> **Short exercise**: Each line below should be reproduced without any alteration.
----------------
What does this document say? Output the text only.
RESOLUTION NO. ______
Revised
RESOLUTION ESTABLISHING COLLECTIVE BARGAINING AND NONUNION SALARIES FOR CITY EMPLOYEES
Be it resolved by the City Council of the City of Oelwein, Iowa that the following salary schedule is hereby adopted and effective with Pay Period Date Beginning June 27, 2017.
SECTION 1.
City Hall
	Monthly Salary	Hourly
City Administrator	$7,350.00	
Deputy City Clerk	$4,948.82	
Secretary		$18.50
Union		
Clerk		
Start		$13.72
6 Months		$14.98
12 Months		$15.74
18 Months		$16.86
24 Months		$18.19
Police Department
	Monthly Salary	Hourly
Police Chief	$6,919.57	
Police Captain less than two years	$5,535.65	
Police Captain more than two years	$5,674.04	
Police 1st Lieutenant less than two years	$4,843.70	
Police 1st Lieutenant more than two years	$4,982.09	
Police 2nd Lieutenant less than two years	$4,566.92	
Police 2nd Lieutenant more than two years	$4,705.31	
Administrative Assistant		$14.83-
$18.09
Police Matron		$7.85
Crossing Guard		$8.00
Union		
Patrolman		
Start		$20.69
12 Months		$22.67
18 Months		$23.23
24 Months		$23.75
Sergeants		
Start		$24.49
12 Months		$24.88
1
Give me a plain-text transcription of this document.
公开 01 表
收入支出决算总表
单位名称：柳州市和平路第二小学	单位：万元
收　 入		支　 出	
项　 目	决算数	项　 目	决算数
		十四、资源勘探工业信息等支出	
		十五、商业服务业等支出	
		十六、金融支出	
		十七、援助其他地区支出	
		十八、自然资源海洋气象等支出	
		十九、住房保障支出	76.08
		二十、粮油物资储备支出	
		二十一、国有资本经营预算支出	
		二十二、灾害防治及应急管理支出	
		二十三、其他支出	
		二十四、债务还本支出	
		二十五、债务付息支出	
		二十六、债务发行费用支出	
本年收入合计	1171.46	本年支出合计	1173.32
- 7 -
----------------
> **Reply**:
What does this document say? Output the text only.
RESOLUTION NO. ______
Revised
RESOLUTION ESTABLISHING COLLECTIVE BARGAINING AND NONUNION SALARIES FOR CITY EMPLOYEES
Be it resolved by the City Council of the City of Oelwein, Iowa that the following salary schedule is hereby adopted and effective with Pay Period Date Beginning June 27, 2017.
SECTION 1.
City Hall
	Monthly Salary	Hourly
City Administrator	$7,350.00	
Deputy City Clerk	$4,948.82	
Secretary		$18.50
Union		
Clerk		
Start		$13.72
6 Months		$14.98
12 Months		$15.74
18 Months		$16.86
24 Months		$18.19
Police Department
	Monthly Salary	Hourly
Police Chief	$6,919.57	
Police Captain less than two years	$5,535.65	
Police Captain more than two years	$5,674.04	
Police 1st Lieutenant less than two years	$4,843.70	
Police 1st Lieutenant more than two years	$4,982.09	
Police 2nd Lieutenant less than two years	$4,566.92	
Police 2nd Lieutenant more than two years	$4,705.31	
Administrative Assistant		$14.83-
$18.09
Police Matron		$7.85
Crossing Guard		$8.00
Union		
Patrolman		
Start		$20.69
12 Months		$22.67
18 Months		$23.23
24 Months		$23.75
Sergeants		
Start		$24.49
12 Months		$24.88
1
Give me a plain-text transcription of this document.
公开 01 表
收入支出决算总表
单位名称：柳州市和平路第二小学	单位：万元
收　 入		支　 出	
项　 目	决算数	项　 目	决算数
		十四、资源勘探工业信息等支出	
		十五、商业服务业等支出	
		十六、金融支出	
		十七、援助其他地区支出	
		十八、自然资源海洋气象等支出	
		十九、住房保障支出	76.08
		二十、粮油物资储备支出	
		二十一、国有资本经营预算支出	
		二十二、灾害防治及应急管理支出	
		二十三、其他支出	
		二十四、债务还本支出	
		二十五、债务付息支出	
		二十六、债务发行费用支出	
本年收入合计	1171.46	本年支出合计	1173.32
- 7 -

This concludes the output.